***** Data shown

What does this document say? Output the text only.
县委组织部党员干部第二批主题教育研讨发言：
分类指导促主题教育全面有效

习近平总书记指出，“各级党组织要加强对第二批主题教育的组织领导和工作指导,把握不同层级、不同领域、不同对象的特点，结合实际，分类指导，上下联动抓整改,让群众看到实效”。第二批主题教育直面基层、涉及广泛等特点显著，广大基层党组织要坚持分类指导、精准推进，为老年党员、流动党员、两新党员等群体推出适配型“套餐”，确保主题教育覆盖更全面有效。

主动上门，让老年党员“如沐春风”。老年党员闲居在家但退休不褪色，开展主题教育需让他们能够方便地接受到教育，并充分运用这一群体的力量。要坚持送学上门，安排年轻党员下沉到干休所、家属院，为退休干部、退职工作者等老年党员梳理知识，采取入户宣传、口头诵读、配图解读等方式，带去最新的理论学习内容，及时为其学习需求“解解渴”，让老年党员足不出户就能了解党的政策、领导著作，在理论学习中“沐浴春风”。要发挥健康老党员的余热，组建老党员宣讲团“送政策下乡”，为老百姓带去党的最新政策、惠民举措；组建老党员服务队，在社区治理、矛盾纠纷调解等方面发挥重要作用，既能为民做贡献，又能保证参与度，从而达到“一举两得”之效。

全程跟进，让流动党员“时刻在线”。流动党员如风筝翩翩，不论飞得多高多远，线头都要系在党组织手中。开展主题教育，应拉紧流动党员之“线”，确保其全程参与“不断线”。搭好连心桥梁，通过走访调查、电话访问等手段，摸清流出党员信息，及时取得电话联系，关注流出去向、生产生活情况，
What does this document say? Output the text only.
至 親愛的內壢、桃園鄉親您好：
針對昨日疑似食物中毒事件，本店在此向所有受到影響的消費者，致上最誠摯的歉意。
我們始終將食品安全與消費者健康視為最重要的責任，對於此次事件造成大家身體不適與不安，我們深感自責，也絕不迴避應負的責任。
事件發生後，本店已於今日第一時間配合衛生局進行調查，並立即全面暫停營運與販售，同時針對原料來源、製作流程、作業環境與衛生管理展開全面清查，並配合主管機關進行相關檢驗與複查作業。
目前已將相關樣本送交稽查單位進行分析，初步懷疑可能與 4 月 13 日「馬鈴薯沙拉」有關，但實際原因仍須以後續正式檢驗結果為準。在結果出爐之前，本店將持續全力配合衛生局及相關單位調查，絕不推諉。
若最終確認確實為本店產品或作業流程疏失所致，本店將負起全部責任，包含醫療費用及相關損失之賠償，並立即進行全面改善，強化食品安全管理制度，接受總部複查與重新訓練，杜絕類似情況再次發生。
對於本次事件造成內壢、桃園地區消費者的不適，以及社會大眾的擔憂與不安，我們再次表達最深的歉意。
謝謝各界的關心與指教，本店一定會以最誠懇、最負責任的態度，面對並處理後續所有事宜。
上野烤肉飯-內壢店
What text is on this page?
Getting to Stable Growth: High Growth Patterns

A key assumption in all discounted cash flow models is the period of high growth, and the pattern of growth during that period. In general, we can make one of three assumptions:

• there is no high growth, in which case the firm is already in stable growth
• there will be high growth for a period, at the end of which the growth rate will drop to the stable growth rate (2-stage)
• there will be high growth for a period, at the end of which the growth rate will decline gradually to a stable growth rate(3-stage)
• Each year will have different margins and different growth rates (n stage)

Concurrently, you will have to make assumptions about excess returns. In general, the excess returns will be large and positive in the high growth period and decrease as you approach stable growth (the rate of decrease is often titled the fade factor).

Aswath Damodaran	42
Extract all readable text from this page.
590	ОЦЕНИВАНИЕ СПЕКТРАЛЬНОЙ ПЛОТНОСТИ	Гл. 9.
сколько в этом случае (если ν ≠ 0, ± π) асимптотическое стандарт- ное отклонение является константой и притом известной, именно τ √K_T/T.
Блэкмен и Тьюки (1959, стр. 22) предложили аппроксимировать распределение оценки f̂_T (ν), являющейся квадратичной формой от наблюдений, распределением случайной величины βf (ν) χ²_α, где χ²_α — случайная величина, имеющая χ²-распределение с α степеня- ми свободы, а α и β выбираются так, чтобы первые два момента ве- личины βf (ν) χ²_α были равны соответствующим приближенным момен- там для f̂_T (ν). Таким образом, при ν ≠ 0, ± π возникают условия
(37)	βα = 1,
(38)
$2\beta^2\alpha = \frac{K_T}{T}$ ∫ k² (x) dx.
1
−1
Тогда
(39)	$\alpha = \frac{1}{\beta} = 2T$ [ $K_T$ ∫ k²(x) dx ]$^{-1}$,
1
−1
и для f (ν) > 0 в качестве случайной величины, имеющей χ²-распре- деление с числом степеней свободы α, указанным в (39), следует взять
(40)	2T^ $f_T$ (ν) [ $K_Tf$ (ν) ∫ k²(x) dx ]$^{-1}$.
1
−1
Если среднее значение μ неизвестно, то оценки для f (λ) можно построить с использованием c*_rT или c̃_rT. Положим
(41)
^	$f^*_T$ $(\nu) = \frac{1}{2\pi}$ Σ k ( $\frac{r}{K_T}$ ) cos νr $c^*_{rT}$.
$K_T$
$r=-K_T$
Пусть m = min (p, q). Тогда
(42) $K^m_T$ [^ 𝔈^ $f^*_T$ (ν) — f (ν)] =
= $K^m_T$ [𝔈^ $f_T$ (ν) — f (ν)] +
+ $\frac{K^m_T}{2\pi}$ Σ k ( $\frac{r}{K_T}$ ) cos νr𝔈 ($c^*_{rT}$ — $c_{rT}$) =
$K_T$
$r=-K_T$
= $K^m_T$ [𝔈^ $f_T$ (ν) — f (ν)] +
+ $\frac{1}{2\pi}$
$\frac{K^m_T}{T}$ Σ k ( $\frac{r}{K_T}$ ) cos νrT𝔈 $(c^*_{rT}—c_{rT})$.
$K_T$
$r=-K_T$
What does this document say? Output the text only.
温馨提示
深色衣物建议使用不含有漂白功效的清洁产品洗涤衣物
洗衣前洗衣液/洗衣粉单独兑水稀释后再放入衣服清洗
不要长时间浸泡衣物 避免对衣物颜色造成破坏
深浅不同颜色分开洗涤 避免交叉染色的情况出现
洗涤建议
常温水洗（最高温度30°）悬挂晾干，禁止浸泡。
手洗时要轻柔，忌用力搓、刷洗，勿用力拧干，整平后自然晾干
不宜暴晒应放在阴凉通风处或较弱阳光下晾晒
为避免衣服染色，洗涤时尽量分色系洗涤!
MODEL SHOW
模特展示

**********

- [Task goal]
The listing above should be transcribed in full, exactly as written.

- [Response to the task]
What does this document say? Output the text only.
县委组织部党员干部第二批主题教育研讨发言：
分类指导促主题教育全面有效

习近平总书记指出，“各级党组织要加强对第二批主题教育的组织领导和工作指导,把握不同层级、不同领域、不同对象的特点，结合实际，分类指导，上下联动抓整改,让群众看到实效”。第二批主题教育直面基层、涉及广泛等特点显著，广大基层党组织要坚持分类指导、精准推进，为老年党员、流动党员、两新党员等群体推出适配型“套餐”，确保主题教育覆盖更全面有效。

主动上门，让老年党员“如沐春风”。老年党员闲居在家但退休不褪色，开展主题教育需让他们能够方便地接受到教育，并充分运用这一群体的力量。要坚持送学上门，安排年轻党员下沉到干休所、家属院，为退休干部、退职工作者等老年党员梳理知识，采取入户宣传、口头诵读、配图解读等方式，带去最新的理论学习内容，及时为其学习需求“解解渴”，让老年党员足不出户就能了解党的政策、领导著作，在理论学习中“沐浴春风”。要发挥健康老党员的余热，组建老党员宣讲团“送政策下乡”，为老百姓带去党的最新政策、惠民举措；组建老党员服务队，在社区治理、矛盾纠纷调解等方面发挥重要作用，既能为民做贡献，又能保证参与度，从而达到“一举两得”之效。

全程跟进，让流动党员“时刻在线”。流动党员如风筝翩翩，不论飞得多高多远，线头都要系在党组织手中。开展主题教育，应拉紧流动党员之“线”，确保其全程参与“不断线”。搭好连心桥梁，通过走访调查、电话访问等手段，摸清流出党员信息，及时取得电话联系，关注流出去向、生产生活情况，
What does this document say? Output the text only.
至 親愛的內壢、桃園鄉親您好：
針對昨日疑似食物中毒事件，本店在此向所有受到影響的消費者，致上最誠摯的歉意。
我們始終將食品安全與消費者健康視為最重要的責任，對於此次事件造成大家身體不適與不安，我們深感自責，也絕不迴避應負的責任。
事件發生後，本店已於今日第一時間配合衛生局進行調查，並立即全面暫停營運與販售，同時針對原料來源、製作流程、作業環境與衛生管理展開全面清查，並配合主管機關進行相關檢驗與複查作業。
目前已將相關樣本送交稽查單位進行分析，初步懷疑可能與 4 月 13 日「馬鈴薯沙拉」有關，但實際原因仍須以後續正式檢驗結果為準。在結果出爐之前，本店將持續全力配合衛生局及相關單位調查，絕不推諉。
若最終確認確實為本店產品或作業流程疏失所致，本店將負起全部責任，包含醫療費用及相關損失之賠償，並立即進行全面改善，強化食品安全管理制度，接受總部複查與重新訓練，杜絕類似情況再次發生。
對於本次事件造成內壢、桃園地區消費者的不適，以及社會大眾的擔憂與不安，我們再次表達最深的歉意。
謝謝各界的關心與指教，本店一定會以最誠懇、最負責任的態度，面對並處理後續所有事宜。
上野烤肉飯-內壢店
What text is on this page?
Getting to Stable Growth: High Growth Patterns

A key assumption in all discounted cash flow models is the period of high growth, and the pattern of growth during that period. In general, we can make one of three assumptions:

• there is no high growth, in which case the firm is already in stable growth
• there will be high growth for a period, at the end of which the growth rate will drop to the stable growth rate (2-stage)
• there will be high growth for a period, at the end of which the growth rate will decline gradually to a stable growth rate(3-stage)
• Each year will have different margins and different growth rates (n stage)

Concurrently, you will have to make assumptions about excess returns. In general, the excess returns will be large and positive in the high growth period and decrease as you approach stable growth (the rate of decrease is often titled the fade factor).

Aswath Damodaran	42
Extract all readable text from this page.
590	ОЦЕНИВАНИЕ СПЕКТРАЛЬНОЙ ПЛОТНОСТИ	Гл. 9.
сколько в этом случае (если ν ≠ 0, ± π) асимптотическое стандарт- ное отклонение является константой и притом известной, именно τ √K_T/T.
Блэкмен и Тьюки (1959, стр. 22) предложили аппроксимировать распределение оценки f̂_T (ν), являющейся квадратичной формой от наблюдений, распределением случайной величины βf (ν) χ²_α, где χ²_α — случайная величина, имеющая χ²-распределение с α степеня- ми свободы, а α и β выбираются так, чтобы первые два момента ве- личины βf (ν) χ²_α были равны соответствующим приближенным момен- там для f̂_T (ν). Таким образом, при ν ≠ 0, ± π возникают условия
(37)	βα = 1,
(38)
$2\beta^2\alpha = \frac{K_T}{T}$ ∫ k² (x) dx.
1
−1
Тогда
(39)	$\alpha = \frac{1}{\beta} = 2T$ [ $K_T$ ∫ k²(x) dx ]$^{-1}$,
1
−1
и для f (ν) > 0 в качестве случайной величины, имеющей χ²-распре- деление с числом степеней свободы α, указанным в (39), следует взять
(40)	2T^ $f_T$ (ν) [ $K_Tf$ (ν) ∫ k²(x) dx ]$^{-1}$.
1
−1
Если среднее значение μ неизвестно, то оценки для f (λ) можно построить с использованием c*_rT или c̃_rT. Положим
(41)
^	$f^*_T$ $(\nu) = \frac{1}{2\pi}$ Σ k ( $\frac{r}{K_T}$ ) cos νr $c^*_{rT}$.
$K_T$
$r=-K_T$
Пусть m = min (p, q). Тогда
(42) $K^m_T$ [^ 𝔈^ $f^*_T$ (ν) — f (ν)] =
= $K^m_T$ [𝔈^ $f_T$ (ν) — f (ν)] +
+ $\frac{K^m_T}{2\pi}$ Σ k ( $\frac{r}{K_T}$ ) cos νr𝔈 ($c^*_{rT}$ — $c_{rT}$) =
$K_T$
$r=-K_T$
= $K^m_T$ [𝔈^ $f_T$ (ν) — f (ν)] +
+ $\frac{1}{2\pi}$
$\frac{K^m_T}{T}$ Σ k ( $\frac{r}{K_T}$ ) cos νrT𝔈 $(c^*_{rT}—c_{rT})$.
$K_T$
$r=-K_T$
What does this document say? Output the text only.
温馨提示
深色衣物建议使用不含有漂白功效的清洁产品洗涤衣物
洗衣前洗衣液/洗衣粉单独兑水稀释后再放入衣服清洗
不要长时间浸泡衣物 避免对衣物颜色造成破坏
深浅不同颜色分开洗涤 避免交叉染色的情况出现
洗涤建议
常温水洗（最高温度30°）悬挂晾干，禁止浸泡。
手洗时要轻柔，忌用力搓、刷洗，勿用力拧干，整平后自然晾干
不宜暴晒应放在阴凉通风处或较弱阳光下晾晒
为避免衣服染色，洗涤时尽量分色系洗涤!
MODEL SHOW
模特展示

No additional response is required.